Task directions: From the entries that follow, pick out all lines holding "habla".

= = =

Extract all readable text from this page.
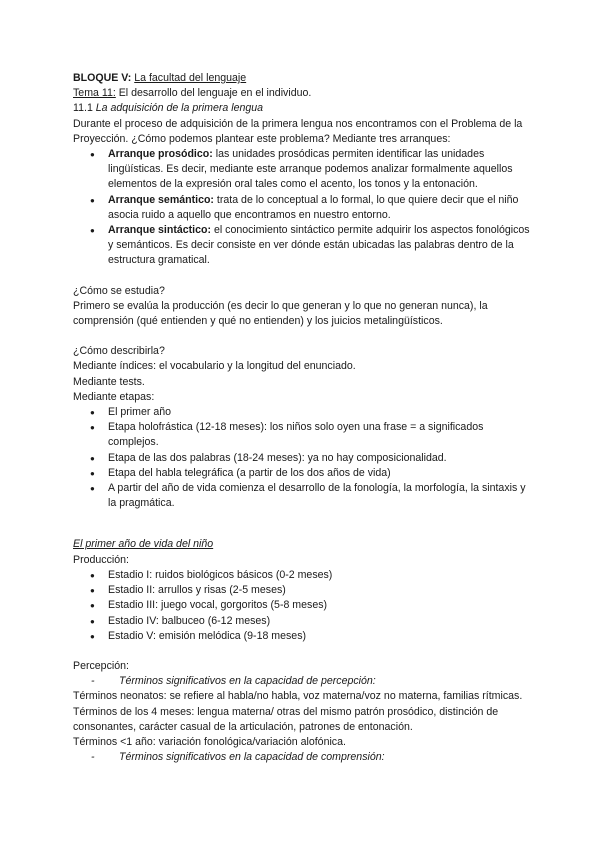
BLOQUE V: La facultad del lenguaje
Tema 11: El desarrollo del lenguaje en el individuo.
11.1 La adquisición de la primera lengua
Durante el proceso de adquisición de la primera lengua nos encontramos con el Problema de la Proyección. ¿Cómo podemos plantear este problema? Mediante tres arranques:
● Arranque prosódico: las unidades prosódicas permiten identificar las unidades lingüísticas. Es decir, mediante este arranque podemos analizar formalmente aquellos elementos de la expresión oral tales como el acento, los tonos y la entonación.
● Arranque semántico: trata de lo conceptual a lo formal, lo que quiere decir que el niño asocia ruido a aquello que encontramos en nuestro entorno.
● Arranque sintáctico: el conocimiento sintáctico permite adquirir los aspectos fonológicos y semánticos. Es decir consiste en ver dónde están ubicadas las palabras dentro de la estructura gramatical.
¿Cómo se estudia?
Primero se evalúa la producción (es decir lo que generan y lo que no generan nunca), la comprensión (qué entienden y qué no entienden) y los juicios metalingüísticos.
¿Cómo describirla?
Mediante índices: el vocabulario y la longitud del enunciado.
Mediante tests.
Mediante etapas:
● El primer año
● Etapa holofrástica (12-18 meses): los niños solo oyen una frase = a significados complejos.
● Etapa de las dos palabras (18-24 meses): ya no hay composicionalidad.
● Etapa del habla telegráfica (a partir de los dos años de vida)
● A partir del año de vida comienza el desarrollo de la fonología, la morfología, la sintaxis y la pragmática.
El primer año de vida del niño
Producción:
● Estadio I: ruidos biológicos básicos (0-2 meses)
● Estadio II: arrullos y risas (2-5 meses)
● Estadio III: juego vocal, gorgoritos (5-8 meses)
● Estadio IV: balbuceo (6-12 meses)
● Estadio V: emisión melódica (9-18 meses)
Percepción:
- Términos significativos en la capacidad de percepción:
Términos neonatos: se refiere al habla/no habla, voz materna/voz no materna, familias rítmicas.
Términos de los 4 meses: lengua materna/ otras del mismo patrón prosódico, distinción de consonantes, carácter casual de la articulación, patrones de entonación.
Términos <1 año: variación fonológica/variación alofónica.
- Términos significativos en la capacidad de comprensión:
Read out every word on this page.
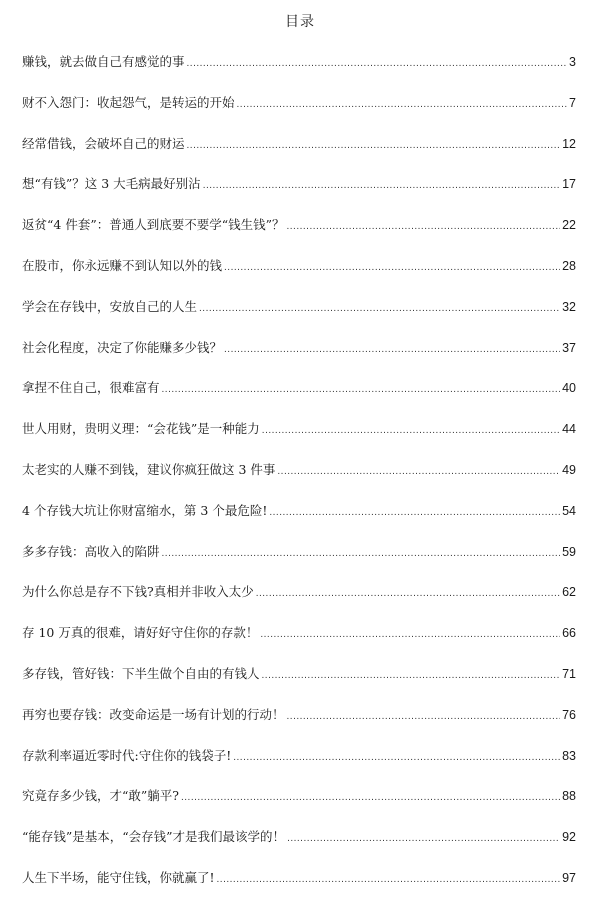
目录
赚钱，就去做自己有感觉的事 .....	3
财不入怨门：收起怨气，是转运的开始 .....	7
经常借钱，会破坏自己的财运 .....	12
想“有钱”？这 3 大毛病最好别沾 .....	17
返贫“4 件套”：普通人到底要不要学“钱生钱”？ .....	22
在股市，你永远赚不到认知以外的钱 .....	28
学会在存钱中，安放自己的人生 .....	32
社会化程度，决定了你能赚多少钱？ .....	37
拿捏不住自己，很难富有 .....	40
世人用财，贵明义理：“会花钱”是一种能力 .....	44
太老实的人赚不到钱，建议你疯狂做这 3 件事 .....	49
4 个存钱大坑让你财富缩水，第 3 个最危险! .....	54
多多存钱：高收入的陷阱 .....	59
为什么你总是存不下钱?真相并非收入太少 .....	62
存 10 万真的很难，请好好守住你的存款！ .....	66
多存钱，管好钱：下半生做个自由的有钱人 .....	71
再穷也要存钱：改变命运是一场有计划的行动！ .....	76
存款利率逼近零时代:守住你的钱袋子! .....	83
究竟存多少钱，才“敢”躺平? .....	88
“能存钱”是基本，“会存钱”才是我们最该学的！ .....	92
人生下半场，能守住钱，你就赢了! .....	97
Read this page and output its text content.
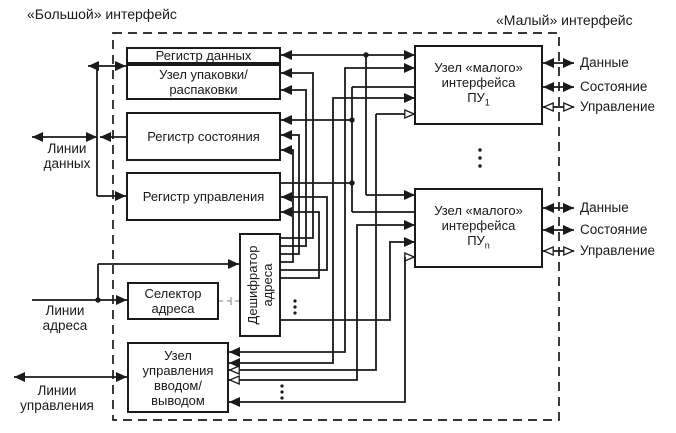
«Большой» интерфейс	«Малый» интерфейс
Регистр данных
Узел упаковки/
распаковки
Регистр состояния
Регистр управления
Селектор
адреса	Дешифратор адреса
Узел
управления
вводом/
выводом
Узел «малого»
интерфейса
$ПУ_1$
Узел «малого»
интерфейса
$ПУ_n$
Линии
данных
Линии
адреса
Линии
управления
Данные
Состояние
Управление
Данные
Состояние
Управление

= = =

Answer in full:
● Etapa del habla telegráfica (a partir de los dos años de vida)
Términos neonatos: se refiere al habla/no habla, voz materna/voz no materna, familias rítmicas.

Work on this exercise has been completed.